## OBJECTIVE
Which lines contain the word "this"? Return each of them as written.

## DATA EXCERPTS

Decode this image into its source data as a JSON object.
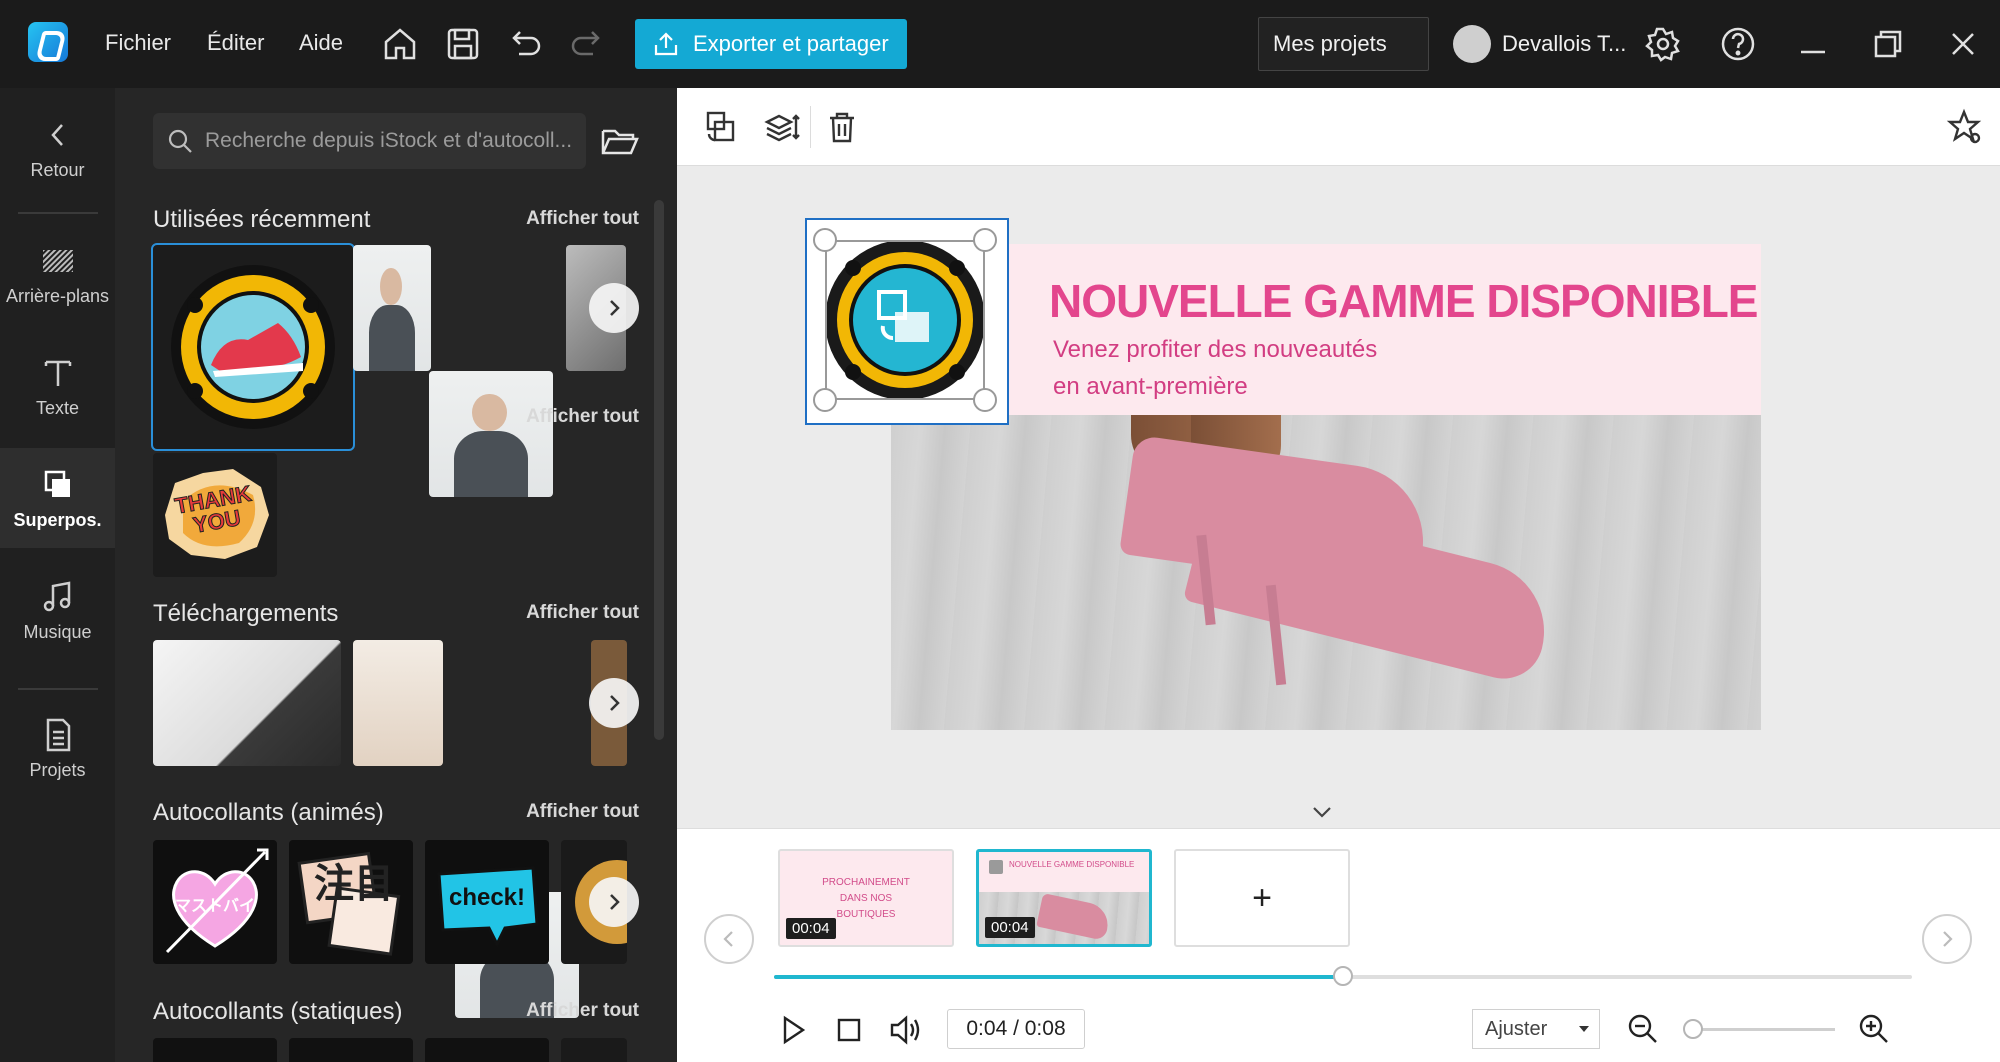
{
  "menu": {
    "file": "Fichier",
    "edit": "Éditer",
    "help": "Aide"
  },
  "export_label": "Exporter et partager",
  "projects_label": "Mes projets",
  "user_name": "Devallois T...",
  "nav": {
    "back": "Retour",
    "backgrounds": "Arrière-plans",
    "text": "Texte",
    "overlays": "Superpos.",
    "music": "Musique",
    "projects": "Projets"
  },
  "search_placeholder": "Recherche depuis iStock et d'autocoll...",
  "sections": {
    "recent": "Utilisées récemment",
    "downloads": "Téléchargements",
    "animated": "Autocollants (animés)",
    "static": "Autocollants (statiques)",
    "see_all": "Afficher tout"
  },
  "stickers": {
    "thank_you": "THANK YOU",
    "check": "check!",
    "heart_text": "マストバイ",
    "attention": "注目"
  },
  "slide": {
    "title": "NOUVELLE GAMME DISPONIBLE",
    "subtitle_line1": "Venez profiter des nouveautés",
    "subtitle_line2": "en avant-première"
  },
  "clips": [
    {
      "text": "PROCHAINEMENT DANS NOS BOUTIQUES",
      "time": "00:04"
    },
    {
      "text": "NOUVELLE GAMME DISPONIBLE",
      "time": "00:04"
    }
  ],
  "add_clip": "+",
  "playback": {
    "time": "0:04 / 0:08",
    "progress": 0.5
  },
  "zoom": {
    "fit_label": "Ajuster",
    "level": 0.0
  },
  "colors": {
    "accent": "#14a9d4",
    "slide_pink": "#e3468d",
    "banner": "#fde9ee"
  }
}
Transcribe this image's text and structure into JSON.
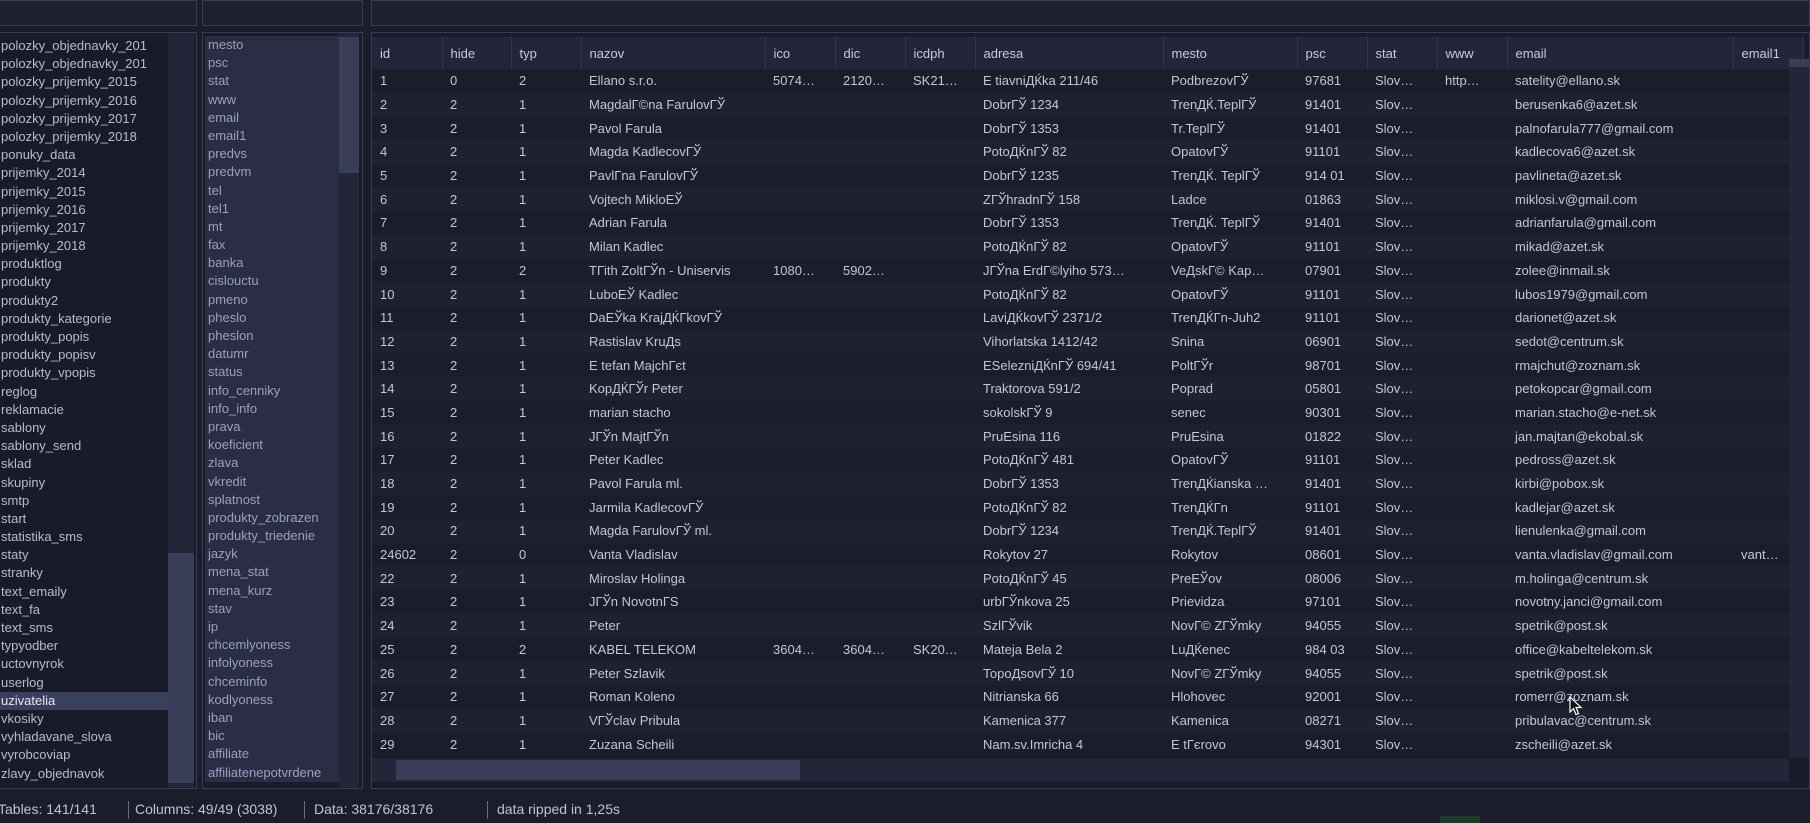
{
  "tables": {
    "items": [
      "polozky_objednavky_201",
      "polozky_objednavky_201",
      "polozky_prijemky_2015",
      "polozky_prijemky_2016",
      "polozky_prijemky_2017",
      "polozky_prijemky_2018",
      "ponuky_data",
      "prijemky_2014",
      "prijemky_2015",
      "prijemky_2016",
      "prijemky_2017",
      "prijemky_2018",
      "produktlog",
      "produkty",
      "produkty2",
      "produkty_kategorie",
      "produkty_popis",
      "produkty_popisv",
      "produkty_vpopis",
      "reglog",
      "reklamacie",
      "sablony",
      "sablony_send",
      "sklad",
      "skupiny",
      "smtp",
      "start",
      "statistika_sms",
      "staty",
      "stranky",
      "text_emaily",
      "text_fa",
      "text_sms",
      "typyodber",
      "uctovnyrok",
      "userlog",
      "uzivatelia",
      "vkosiky",
      "vyhladavane_slova",
      "vyrobcoviap",
      "zlavy_objednavok"
    ],
    "selected_index": 36
  },
  "columns": {
    "items": [
      "mesto",
      "psc",
      "stat",
      "www",
      "email",
      "email1",
      "predvs",
      "predvm",
      "tel",
      "tel1",
      "mt",
      "fax",
      "banka",
      "cislouctu",
      "pmeno",
      "pheslo",
      "pheslon",
      "datumr",
      "status",
      "info_cenniky",
      "info_info",
      "prava",
      "koeficient",
      "zlava",
      "vkredit",
      "splatnost",
      "produkty_zobrazen",
      "produkty_triedenie",
      "jazyk",
      "mena_stat",
      "mena_kurz",
      "stav",
      "ip",
      "chcemlyoness",
      "infolyoness",
      "chceminfo",
      "kodlyoness",
      "iban",
      "bic",
      "affiliate",
      "affiliatenepotvrdene"
    ]
  },
  "grid": {
    "headers": [
      "id",
      "hide",
      "typ",
      "nazov",
      "ico",
      "dic",
      "icdph",
      "adresa",
      "mesto",
      "psc",
      "stat",
      "www",
      "email",
      "email1"
    ],
    "rows": [
      [
        "1",
        "0",
        "2",
        "Ellano s.r.o.",
        "5074…",
        "2120…",
        "SK21…",
        "E tiavniДЌka 211/46",
        "PodbrezovГЎ",
        "97681",
        "Slov…",
        "http…",
        "satelity@ellano.sk",
        ""
      ],
      [
        "2",
        "2",
        "1",
        "MagdalГ©na FarulovГЎ",
        "",
        "",
        "",
        "DobrГЎ 1234",
        "TrenДЌ.TeplГЎ",
        "91401",
        "Slov…",
        "",
        "berusenka6@azet.sk",
        ""
      ],
      [
        "3",
        "2",
        "1",
        "Pavol Farula",
        "",
        "",
        "",
        "DobrГЎ 1353",
        "Tr.TeplГЎ",
        "91401",
        "Slov…",
        "",
        "palnofarula777@gmail.com",
        ""
      ],
      [
        "4",
        "2",
        "1",
        "Magda KadlecovГЎ",
        "",
        "",
        "",
        "PotoДЌnГЎ 82",
        "OpatovГЎ",
        "91101",
        "Slov…",
        "",
        "kadlecova6@azet.sk",
        ""
      ],
      [
        "5",
        "2",
        "1",
        "PavlГ­na FarulovГЎ",
        "",
        "",
        "",
        "DobrГЎ 1235",
        "TrenДЌ. TeplГЎ",
        "914 01",
        "Slov…",
        "",
        "pavlineta@azet.sk",
        ""
      ],
      [
        "6",
        "2",
        "1",
        "Vojtech MikloЕЎ",
        "",
        "",
        "",
        "ZГЎhradnГЎ 158",
        "Ladce",
        "01863",
        "Slov…",
        "",
        "miklosi.v@gmail.com",
        ""
      ],
      [
        "7",
        "2",
        "1",
        "Adrian Farula",
        "",
        "",
        "",
        "DobrГЎ 1353",
        "TrenДЌ. TeplГЎ",
        "91401",
        "Slov…",
        "",
        "adrianfarula@gmail.com",
        ""
      ],
      [
        "8",
        "2",
        "1",
        "Milan Kadlec",
        "",
        "",
        "",
        "PotoДЌnГЎ 82",
        "OpatovГЎ",
        "91101",
        "Slov…",
        "",
        "mikad@azet.sk",
        ""
      ],
      [
        "9",
        "2",
        "2",
        "TГіth ZoltГЎn - Uniservis",
        "1080…",
        "5902…",
        "",
        "JГЎna ErdГ©lyiho 573…",
        "VeДѕkГ© Kap…",
        "07901",
        "Slov…",
        "",
        "zolee@inmail.sk",
        ""
      ],
      [
        "10",
        "2",
        "1",
        "LuboЕЎ Kadlec",
        "",
        "",
        "",
        "PotoДЌnГЎ 82",
        "OpatovГЎ",
        "91101",
        "Slov…",
        "",
        "lubos1979@gmail.com",
        ""
      ],
      [
        "11",
        "2",
        "1",
        "DaЕЎka KrajДЌГ­kovГЎ",
        "",
        "",
        "",
        "LaviДЌkovГЎ 2371/2",
        "TrenДЌГ­n-Juh2",
        "91101",
        "Slov…",
        "",
        "darionet@azet.sk",
        ""
      ],
      [
        "12",
        "2",
        "1",
        "Rastislav KruДѕ",
        "",
        "",
        "",
        "Vihorlatska 1412/42",
        "Snina",
        "06901",
        "Slov…",
        "",
        "sedot@centrum.sk",
        ""
      ],
      [
        "13",
        "2",
        "1",
        "E tefan MajchГєt",
        "",
        "",
        "",
        "ESelezniДЌnГЎ 694/41",
        "PoltГЎr",
        "98701",
        "Slov…",
        "",
        "rmajchut@zoznam.sk",
        ""
      ],
      [
        "14",
        "2",
        "1",
        "KopДЌГЎr Peter",
        "",
        "",
        "",
        "Traktorova 591/2",
        "Poprad",
        "05801",
        "Slov…",
        "",
        "petokopcar@gmail.com",
        ""
      ],
      [
        "15",
        "2",
        "1",
        "marian stacho",
        "",
        "",
        "",
        "sokolskГЎ 9",
        "senec",
        "90301",
        "Slov…",
        "",
        "marian.stacho@e-net.sk",
        ""
      ],
      [
        "16",
        "2",
        "1",
        "JГЎn MajtГЎn",
        "",
        "",
        "",
        "PruEsina 116",
        "PruEsina",
        "01822",
        "Slov…",
        "",
        "jan.majtan@ekobal.sk",
        ""
      ],
      [
        "17",
        "2",
        "1",
        "Peter Kadlec",
        "",
        "",
        "",
        "PotoДЌnГЎ 481",
        "OpatovГЎ",
        "91101",
        "Slov…",
        "",
        "pedross@azet.sk",
        ""
      ],
      [
        "18",
        "2",
        "1",
        "Pavol Farula ml.",
        "",
        "",
        "",
        "DobrГЎ 1353",
        "TrenДЌianska …",
        "91401",
        "Slov…",
        "",
        "kirbi@pobox.sk",
        ""
      ],
      [
        "19",
        "2",
        "1",
        "Jarmila KadlecovГЎ",
        "",
        "",
        "",
        "PotoДЌnГЎ 82",
        "TrenДЌГ­n",
        "91101",
        "Slov…",
        "",
        "kadlejar@azet.sk",
        ""
      ],
      [
        "20",
        "2",
        "1",
        "Magda FarulovГЎ ml.",
        "",
        "",
        "",
        "DobrГЎ 1234",
        "TrenДЌ.TeplГЎ",
        "91401",
        "Slov…",
        "",
        "lienulenka@gmail.com",
        ""
      ],
      [
        "24602",
        "2",
        "0",
        "Vanta Vladislav",
        "",
        "",
        "",
        "Rokytov 27",
        "Rokytov",
        "08601",
        "Slov…",
        "",
        "vanta.vladislav@gmail.com",
        "vant…"
      ],
      [
        "22",
        "2",
        "1",
        "Miroslav Holinga",
        "",
        "",
        "",
        "PotoДЌnГЎ 45",
        "PreЕЎov",
        "08006",
        "Slov…",
        "",
        "m.holinga@centrum.sk",
        ""
      ],
      [
        "23",
        "2",
        "1",
        "JГЎn NovotnГЅ",
        "",
        "",
        "",
        "urbГЎnkova 25",
        "Prievidza",
        "97101",
        "Slov…",
        "",
        "novotny.janci@gmail.com",
        ""
      ],
      [
        "24",
        "2",
        "1",
        "Peter",
        "",
        "",
        "",
        "SzlГЎvik",
        "NovГ© ZГЎmky",
        "94055",
        "Slov…",
        "",
        "spetrik@post.sk",
        ""
      ],
      [
        "25",
        "2",
        "2",
        "KABEL TELEKOM",
        "3604…",
        "3604…",
        "SK20…",
        "Mateja Bela 2",
        "LuДЌenec",
        "984 03",
        "Slov…",
        "",
        "office@kabeltelekom.sk",
        ""
      ],
      [
        "26",
        "2",
        "1",
        "Peter Szlavik",
        "",
        "",
        "",
        "ТороДѕovГЎ 10",
        "NovГ© ZГЎmky",
        "94055",
        "Slov…",
        "",
        "spetrik@post.sk",
        ""
      ],
      [
        "27",
        "2",
        "1",
        "Roman Koleno",
        "",
        "",
        "",
        "Nitrianska 66",
        "Hlohovec",
        "92001",
        "Slov…",
        "",
        "romerr@zoznam.sk",
        ""
      ],
      [
        "28",
        "2",
        "1",
        "VГЎclav Pribula",
        "",
        "",
        "",
        "Kamenica 377",
        "Kamenica",
        "08271",
        "Slov…",
        "",
        "pribulavac@centrum.sk",
        ""
      ],
      [
        "29",
        "2",
        "1",
        "Zuzana Scheili",
        "",
        "",
        "",
        "Nam.sv.Imricha 4",
        "E tГєrovo",
        "94301",
        "Slov…",
        "",
        "zscheili@azet.sk",
        ""
      ]
    ]
  },
  "status": {
    "tables": "Tables: 141/141",
    "columns": "Columns: 49/49 (3038)",
    "data": "Data: 38176/38176",
    "message": "data ripped in 1,25s"
  }
}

## TASK RESPONSE
Decode this image into its source data as a JSON object.
Transcribe this image's text and structure into JSON.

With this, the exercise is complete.